▶ [INSTRUCTION]
Copy each line of the listing below exactly.

▶ [DATA PROVIDED]

━━━━━━

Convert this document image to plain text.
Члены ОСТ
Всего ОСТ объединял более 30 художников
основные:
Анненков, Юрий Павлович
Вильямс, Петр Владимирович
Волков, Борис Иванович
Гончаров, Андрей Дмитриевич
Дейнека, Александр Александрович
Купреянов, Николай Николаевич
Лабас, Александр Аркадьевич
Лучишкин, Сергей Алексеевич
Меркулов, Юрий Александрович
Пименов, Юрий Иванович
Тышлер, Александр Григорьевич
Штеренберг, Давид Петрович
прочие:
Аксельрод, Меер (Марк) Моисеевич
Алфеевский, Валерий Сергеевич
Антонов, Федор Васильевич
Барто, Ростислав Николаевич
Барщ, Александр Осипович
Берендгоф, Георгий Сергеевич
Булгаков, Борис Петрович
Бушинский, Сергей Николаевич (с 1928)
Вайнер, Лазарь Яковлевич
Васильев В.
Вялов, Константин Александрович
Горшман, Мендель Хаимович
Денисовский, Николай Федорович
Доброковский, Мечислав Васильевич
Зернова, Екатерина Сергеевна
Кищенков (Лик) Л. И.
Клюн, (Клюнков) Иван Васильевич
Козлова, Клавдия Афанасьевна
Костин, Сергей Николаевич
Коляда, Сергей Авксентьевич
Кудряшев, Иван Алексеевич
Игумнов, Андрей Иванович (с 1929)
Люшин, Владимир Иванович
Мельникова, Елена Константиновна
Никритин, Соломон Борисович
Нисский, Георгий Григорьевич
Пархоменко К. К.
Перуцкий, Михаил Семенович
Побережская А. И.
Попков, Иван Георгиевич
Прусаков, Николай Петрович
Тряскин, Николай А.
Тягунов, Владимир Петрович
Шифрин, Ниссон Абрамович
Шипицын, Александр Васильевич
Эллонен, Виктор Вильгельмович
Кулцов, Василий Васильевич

━━━━━━

▶ [CORRECT ANSWER]
Convert this document image to plain text.
Члены ОСТ
Всего ОСТ объединял более 30 художников
основные:
Анненков, Юрий Павлович
Вильямс, Петр Владимирович
Волков, Борис Иванович
Гончаров, Андрей Дмитриевич
Дейнека, Александр Александрович
Купреянов, Николай Николаевич
Лабас, Александр Аркадьевич
Лучишкин, Сергей Алексеевич
Меркулов, Юрий Александрович
Пименов, Юрий Иванович
Тышлер, Александр Григорьевич
Штеренберг, Давид Петрович
прочие:
Аксельрод, Меер (Марк) Моисеевич
Алфеевский, Валерий Сергеевич
Антонов, Федор Васильевич
Барто, Ростислав Николаевич
Барщ, Александр Осипович
Берендгоф, Георгий Сергеевич
Булгаков, Борис Петрович
Бушинский, Сергей Николаевич (с 1928)
Вайнер, Лазарь Яковлевич
Васильев В.
Вялов, Константин Александрович
Горшман, Мендель Хаимович
Денисовский, Николай Федорович
Доброковский, Мечислав Васильевич
Зернова, Екатерина Сергеевна
Кищенков (Лик) Л. И.
Клюн, (Клюнков) Иван Васильевич
Козлова, Клавдия Афанасьевна
Костин, Сергей Николаевич
Коляда, Сергей Авксентьевич
Кудряшев, Иван Алексеевич
Игумнов, Андрей Иванович (с 1929)
Люшин, Владимир Иванович
Мельникова, Елена Константиновна
Никритин, Соломон Борисович
Нисский, Георгий Григорьевич
Пархоменко К. К.
Перуцкий, Михаил Семенович
Побережская А. И.
Попков, Иван Георгиевич
Прусаков, Николай Петрович
Тряскин, Николай А.
Тягунов, Владимир Петрович
Шифрин, Ниссон Абрамович
Шипицын, Александр Васильевич
Эллонен, Виктор Вильгельмович
Кулцов, Василий Васильевич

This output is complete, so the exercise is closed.